Records from a data collection
-*-

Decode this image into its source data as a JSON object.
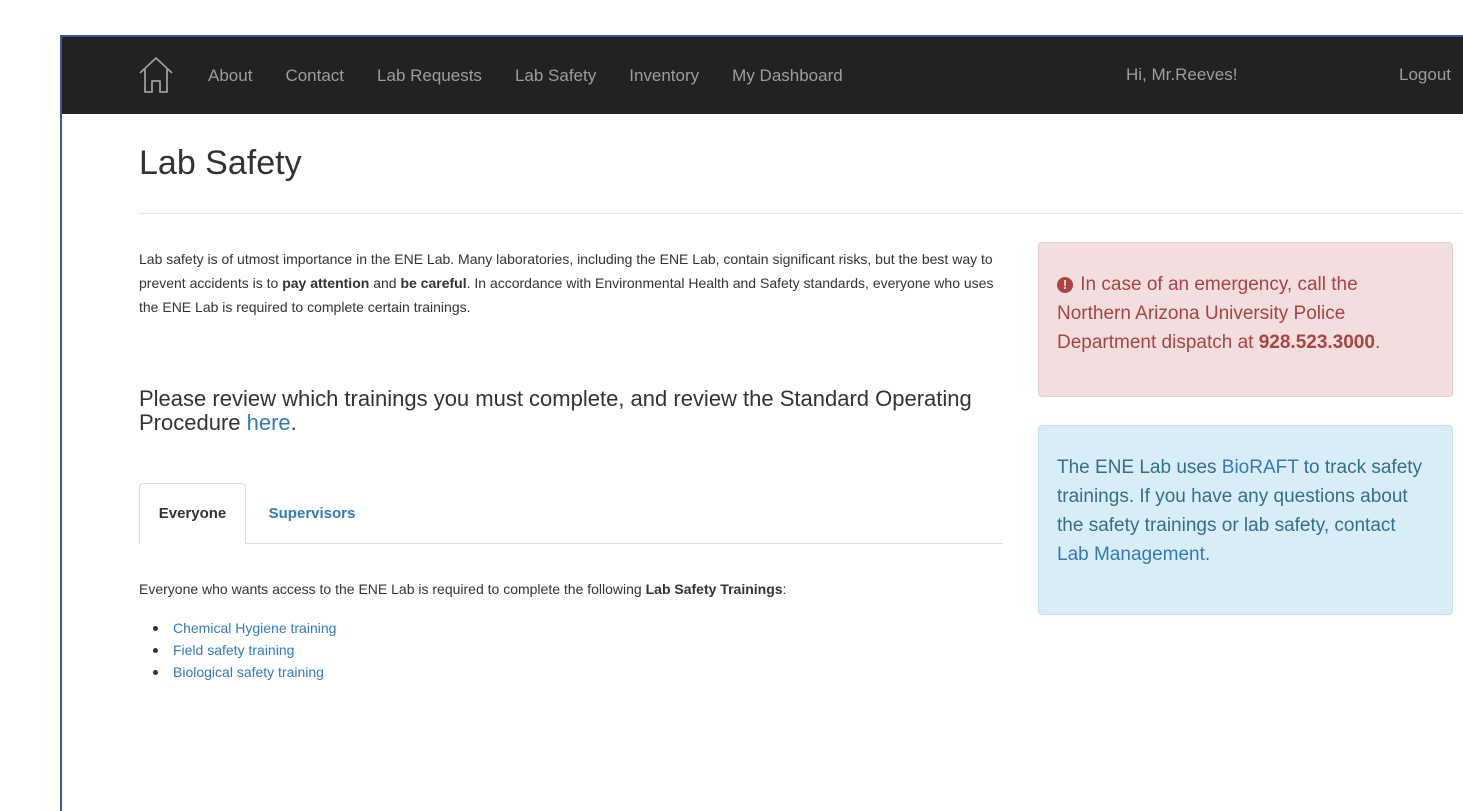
{
  "navbar": {
    "home_icon": "home-icon",
    "items": [
      "About",
      "Contact",
      "Lab Requests",
      "Lab Safety",
      "Inventory",
      "My Dashboard"
    ],
    "greeting": "Hi, Mr.Reeves!",
    "logout": "Logout"
  },
  "page": {
    "title": "Lab Safety",
    "intro": {
      "part1": "Lab safety is of utmost importance in the ENE Lab. Many laboratories, including the ENE Lab, contain significant risks, but the best way to prevent accidents is to ",
      "bold1": "pay attention",
      "part2": " and ",
      "bold2": "be careful",
      "part3": ". In accordance with Environmental Health and Safety standards, everyone who uses the ENE Lab is required to complete certain trainings."
    },
    "review": {
      "text": "Please review which trainings you must complete, and review the Standard Operating Procedure ",
      "link": "here",
      "end": "."
    },
    "tabs": [
      {
        "label": "Everyone",
        "active": true
      },
      {
        "label": "Supervisors",
        "active": false
      }
    ],
    "everyone": {
      "text": "Everyone who wants access to the ENE Lab is required to complete the following ",
      "bold": "Lab Safety Trainings",
      "end": ":",
      "trainings": [
        "Chemical Hygiene training",
        "Field safety training",
        "Biological safety training"
      ]
    }
  },
  "sidebar": {
    "emergency": {
      "icon": "exclamation-circle-icon",
      "text": "In case of an emergency, call the Northern Arizona University Police Department dispatch at ",
      "phone": "928.523.3000",
      "end": "."
    },
    "info": {
      "text1": "The ENE Lab uses ",
      "link1": "BioRAFT",
      "text2": " to track safety trainings. If you have any questions about the safety trainings or lab safety, contact ",
      "link2": "Lab Management",
      "end": "."
    }
  },
  "colors": {
    "navbar_bg": "#222222",
    "nav_text": "#9d9d9d",
    "link": "#337ab7",
    "danger_bg": "#f2dede",
    "danger_text": "#a94442",
    "info_bg": "#d9edf7",
    "info_text": "#31708f"
  }
}
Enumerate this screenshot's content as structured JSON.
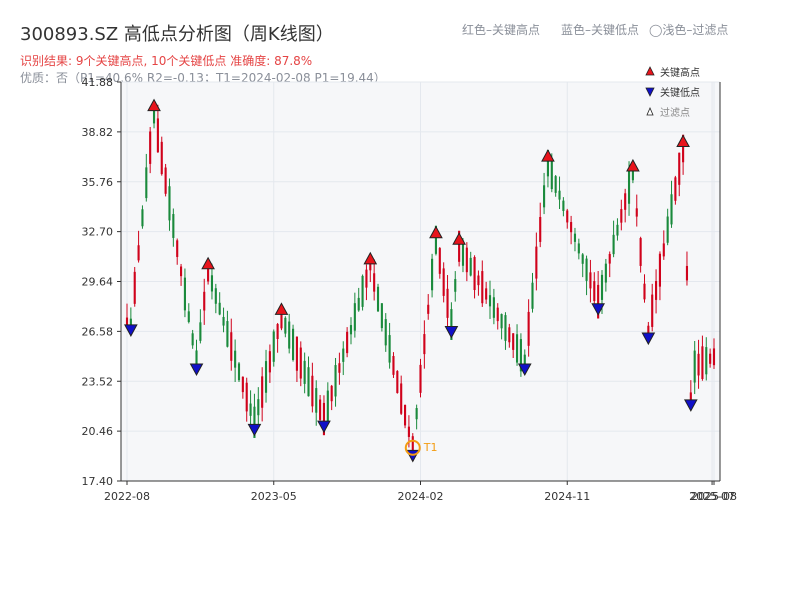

-*-

> _Short task_
Are you able to set down all the lines above exactly, without any pictures?

> _Written response_
Decode this image into its source data as a JSON object.
{
  "navbar": {
    "home_icon": "home-icon",
    "items": [
      "About",
      "Contact",
      "Lab Requests",
      "Lab Safety",
      "Inventory",
      "My Dashboard"
    ],
    "greeting": "Hi, Mr.Reeves!",
    "logout": "Logout"
  },
  "page": {
    "title": "Lab Safety",
    "intro": {
      "part1": "Lab safety is of utmost importance in the ENE Lab. Many laboratories, including the ENE Lab, contain significant risks, but the best way to prevent accidents is to ",
      "bold1": "pay attention",
      "part2": " and ",
      "bold2": "be careful",
      "part3": ". In accordance with Environmental Health and Safety standards, everyone who uses the ENE Lab is required to complete certain trainings."
    },
    "review": {
      "text": "Please review which trainings you must complete, and review the Standard Operating Procedure ",
      "link": "here",
      "end": "."
    },
    "tabs": [
      {
        "label": "Everyone",
        "active": true
      },
      {
        "label": "Supervisors",
        "active": false
      }
    ],
    "everyone": {
      "text": "Everyone who wants access to the ENE Lab is required to complete the following ",
      "bold": "Lab Safety Trainings",
      "end": ":",
      "trainings": [
        "Chemical Hygiene training",
        "Field safety training",
        "Biological safety training"
      ]
    }
  },
  "sidebar": {
    "emergency": {
      "icon": "exclamation-circle-icon",
      "text": "In case of an emergency, call the Northern Arizona University Police Department dispatch at ",
      "phone": "928.523.3000",
      "end": "."
    },
    "info": {
      "text1": "The ENE Lab uses ",
      "link1": "BioRAFT",
      "text2": " to track safety trainings. If you have any questions about the safety trainings or lab safety, contact ",
      "link2": "Lab Management",
      "end": "."
    }
  },
  "colors": {
    "navbar_bg": "#222222",
    "nav_text": "#9d9d9d",
    "link": "#337ab7",
    "danger_bg": "#f2dede",
    "danger_text": "#a94442",
    "info_bg": "#d9edf7",
    "info_text": "#31708f"
  }
}
Enumerate this screenshot's content as structured JSON.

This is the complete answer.